-- START OF Records provided --
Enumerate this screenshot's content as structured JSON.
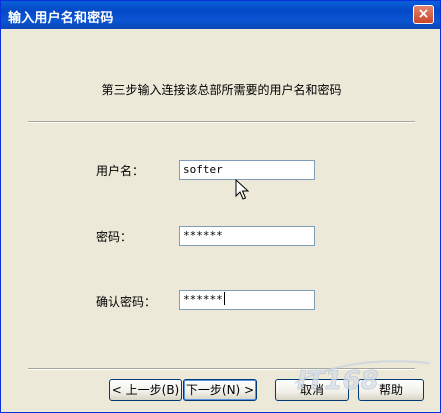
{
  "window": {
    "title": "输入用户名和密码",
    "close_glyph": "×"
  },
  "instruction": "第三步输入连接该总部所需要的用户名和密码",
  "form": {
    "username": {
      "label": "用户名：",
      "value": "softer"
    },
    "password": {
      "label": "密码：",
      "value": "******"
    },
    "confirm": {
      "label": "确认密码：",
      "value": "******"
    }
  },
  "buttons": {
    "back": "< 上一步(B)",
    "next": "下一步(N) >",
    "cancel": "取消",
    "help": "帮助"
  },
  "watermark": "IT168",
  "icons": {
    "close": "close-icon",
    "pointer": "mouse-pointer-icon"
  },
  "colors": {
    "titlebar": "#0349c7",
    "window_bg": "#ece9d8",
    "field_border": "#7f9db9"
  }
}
-- END OF Records provided --
**What the task requires**
Write the records out once more, exactly as they appear, with no pictures.

**Solution**
Enumerate this screenshot's content as structured JSON.
{
  "window": {
    "title": "输入用户名和密码",
    "close_glyph": "×"
  },
  "instruction": "第三步输入连接该总部所需要的用户名和密码",
  "form": {
    "username": {
      "label": "用户名：",
      "value": "softer"
    },
    "password": {
      "label": "密码：",
      "value": "******"
    },
    "confirm": {
      "label": "确认密码：",
      "value": "******"
    }
  },
  "buttons": {
    "back": "< 上一步(B)",
    "next": "下一步(N) >",
    "cancel": "取消",
    "help": "帮助"
  },
  "watermark": "IT168",
  "icons": {
    "close": "close-icon",
    "pointer": "mouse-pointer-icon"
  },
  "colors": {
    "titlebar": "#0349c7",
    "window_bg": "#ece9d8",
    "field_border": "#7f9db9"
  }
}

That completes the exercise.